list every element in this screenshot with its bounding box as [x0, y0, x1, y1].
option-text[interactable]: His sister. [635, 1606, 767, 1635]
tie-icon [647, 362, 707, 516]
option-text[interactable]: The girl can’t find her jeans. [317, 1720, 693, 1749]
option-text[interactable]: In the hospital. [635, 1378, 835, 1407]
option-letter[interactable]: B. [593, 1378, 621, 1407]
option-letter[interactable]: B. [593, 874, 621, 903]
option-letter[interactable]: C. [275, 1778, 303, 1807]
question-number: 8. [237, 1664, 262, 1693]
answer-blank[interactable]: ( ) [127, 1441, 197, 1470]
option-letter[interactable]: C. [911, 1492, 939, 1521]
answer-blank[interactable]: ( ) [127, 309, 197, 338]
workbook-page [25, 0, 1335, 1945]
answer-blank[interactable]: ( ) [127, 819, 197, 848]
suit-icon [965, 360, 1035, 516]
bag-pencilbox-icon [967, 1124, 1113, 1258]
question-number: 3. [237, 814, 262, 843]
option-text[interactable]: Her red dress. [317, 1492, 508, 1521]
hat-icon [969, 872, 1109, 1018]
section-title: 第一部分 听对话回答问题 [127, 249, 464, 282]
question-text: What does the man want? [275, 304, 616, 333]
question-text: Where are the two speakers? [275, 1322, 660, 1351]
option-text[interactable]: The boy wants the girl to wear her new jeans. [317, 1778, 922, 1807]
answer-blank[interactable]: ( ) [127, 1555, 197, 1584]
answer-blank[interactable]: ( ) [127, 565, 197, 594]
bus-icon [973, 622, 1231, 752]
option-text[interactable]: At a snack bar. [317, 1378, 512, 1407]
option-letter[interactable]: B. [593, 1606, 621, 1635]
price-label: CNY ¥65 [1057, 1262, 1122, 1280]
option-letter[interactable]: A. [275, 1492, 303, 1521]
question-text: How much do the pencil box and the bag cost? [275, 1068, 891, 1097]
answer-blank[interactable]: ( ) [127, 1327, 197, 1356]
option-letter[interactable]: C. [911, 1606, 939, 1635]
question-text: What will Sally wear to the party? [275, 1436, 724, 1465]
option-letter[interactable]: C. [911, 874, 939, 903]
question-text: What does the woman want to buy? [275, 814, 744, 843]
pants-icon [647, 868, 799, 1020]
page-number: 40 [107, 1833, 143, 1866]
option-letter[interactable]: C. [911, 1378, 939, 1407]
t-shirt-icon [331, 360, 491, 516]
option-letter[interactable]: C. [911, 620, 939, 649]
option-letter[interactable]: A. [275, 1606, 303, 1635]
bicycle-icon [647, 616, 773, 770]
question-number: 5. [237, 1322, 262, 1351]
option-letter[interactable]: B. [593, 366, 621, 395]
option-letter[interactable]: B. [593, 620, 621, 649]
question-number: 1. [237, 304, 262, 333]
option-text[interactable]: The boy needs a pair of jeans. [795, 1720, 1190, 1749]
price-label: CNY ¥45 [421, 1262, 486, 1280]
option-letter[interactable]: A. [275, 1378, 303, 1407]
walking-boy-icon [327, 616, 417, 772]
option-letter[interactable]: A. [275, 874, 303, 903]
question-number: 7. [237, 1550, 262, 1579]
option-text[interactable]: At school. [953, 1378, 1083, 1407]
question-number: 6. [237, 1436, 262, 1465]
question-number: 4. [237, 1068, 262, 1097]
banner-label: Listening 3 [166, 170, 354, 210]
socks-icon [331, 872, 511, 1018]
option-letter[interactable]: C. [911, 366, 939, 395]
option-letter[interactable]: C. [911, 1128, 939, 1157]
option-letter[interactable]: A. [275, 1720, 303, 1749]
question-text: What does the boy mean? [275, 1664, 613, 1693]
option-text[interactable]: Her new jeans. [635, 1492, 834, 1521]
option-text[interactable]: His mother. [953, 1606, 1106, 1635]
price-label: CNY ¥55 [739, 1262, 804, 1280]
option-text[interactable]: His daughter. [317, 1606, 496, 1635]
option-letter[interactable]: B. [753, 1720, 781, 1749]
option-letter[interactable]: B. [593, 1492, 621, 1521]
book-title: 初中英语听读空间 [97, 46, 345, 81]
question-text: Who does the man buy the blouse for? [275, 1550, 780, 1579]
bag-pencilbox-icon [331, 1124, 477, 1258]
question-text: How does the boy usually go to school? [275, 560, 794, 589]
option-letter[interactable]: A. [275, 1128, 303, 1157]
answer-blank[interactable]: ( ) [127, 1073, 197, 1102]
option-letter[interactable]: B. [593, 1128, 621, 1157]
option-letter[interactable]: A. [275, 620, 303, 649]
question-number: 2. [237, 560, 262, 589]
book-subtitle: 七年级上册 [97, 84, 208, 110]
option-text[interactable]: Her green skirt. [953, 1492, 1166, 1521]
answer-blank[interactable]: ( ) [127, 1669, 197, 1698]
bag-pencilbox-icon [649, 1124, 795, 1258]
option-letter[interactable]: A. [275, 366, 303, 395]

# # #

### Problem to work on
Collect every line in the items above that contains the word "girl".

### Response to this task
option-text[interactable]: The girl can’t find her jeans. [317, 1720, 693, 1749]
option-text[interactable]: The boy wants the girl to wear her new jeans. [317, 1778, 922, 1807]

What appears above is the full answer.